## [DATA FOR THIS EXERCISE]
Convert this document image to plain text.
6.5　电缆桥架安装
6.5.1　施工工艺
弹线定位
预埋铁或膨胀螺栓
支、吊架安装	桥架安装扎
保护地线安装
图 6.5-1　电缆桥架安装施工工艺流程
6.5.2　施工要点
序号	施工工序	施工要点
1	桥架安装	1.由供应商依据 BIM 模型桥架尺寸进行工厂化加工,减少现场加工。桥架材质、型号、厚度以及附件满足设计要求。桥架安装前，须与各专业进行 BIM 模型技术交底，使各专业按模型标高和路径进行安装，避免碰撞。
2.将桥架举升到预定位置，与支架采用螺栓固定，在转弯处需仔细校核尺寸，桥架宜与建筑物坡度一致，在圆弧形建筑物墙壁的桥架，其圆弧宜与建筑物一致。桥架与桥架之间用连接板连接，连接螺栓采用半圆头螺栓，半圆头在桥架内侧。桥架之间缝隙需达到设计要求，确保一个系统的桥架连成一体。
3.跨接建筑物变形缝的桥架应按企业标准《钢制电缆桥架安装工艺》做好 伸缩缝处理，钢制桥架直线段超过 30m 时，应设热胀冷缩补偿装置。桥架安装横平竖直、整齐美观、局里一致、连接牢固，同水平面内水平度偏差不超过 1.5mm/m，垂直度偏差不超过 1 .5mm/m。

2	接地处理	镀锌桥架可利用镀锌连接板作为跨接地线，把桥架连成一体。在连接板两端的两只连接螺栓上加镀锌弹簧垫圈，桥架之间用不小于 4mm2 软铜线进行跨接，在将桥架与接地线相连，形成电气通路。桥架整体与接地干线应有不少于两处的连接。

## [DO THIS]
Go through the material above line by line and copy it exactly.

## [IN RESPONSE]
Convert this document image to plain text.
6.5　电缆桥架安装
6.5.1　施工工艺
弹线定位
预埋铁或膨胀螺栓
支、吊架安装	桥架安装扎
保护地线安装
图 6.5-1　电缆桥架安装施工工艺流程
6.5.2　施工要点
序号	施工工序	施工要点
1	桥架安装	1.由供应商依据 BIM 模型桥架尺寸进行工厂化加工,减少现场加工。桥架材质、型号、厚度以及附件满足设计要求。桥架安装前，须与各专业进行 BIM 模型技术交底，使各专业按模型标高和路径进行安装，避免碰撞。
2.将桥架举升到预定位置，与支架采用螺栓固定，在转弯处需仔细校核尺寸，桥架宜与建筑物坡度一致，在圆弧形建筑物墙壁的桥架，其圆弧宜与建筑物一致。桥架与桥架之间用连接板连接，连接螺栓采用半圆头螺栓，半圆头在桥架内侧。桥架之间缝隙需达到设计要求，确保一个系统的桥架连成一体。
3.跨接建筑物变形缝的桥架应按企业标准《钢制电缆桥架安装工艺》做好 伸缩缝处理，钢制桥架直线段超过 30m 时，应设热胀冷缩补偿装置。桥架安装横平竖直、整齐美观、局里一致、连接牢固，同水平面内水平度偏差不超过 1.5mm/m，垂直度偏差不超过 1 .5mm/m。

2	接地处理	镀锌桥架可利用镀锌连接板作为跨接地线，把桥架连成一体。在连接板两端的两只连接螺栓上加镀锌弹簧垫圈，桥架之间用不小于 4mm2 软铜线进行跨接，在将桥架与接地线相连，形成电气通路。桥架整体与接地干线应有不少于两处的连接。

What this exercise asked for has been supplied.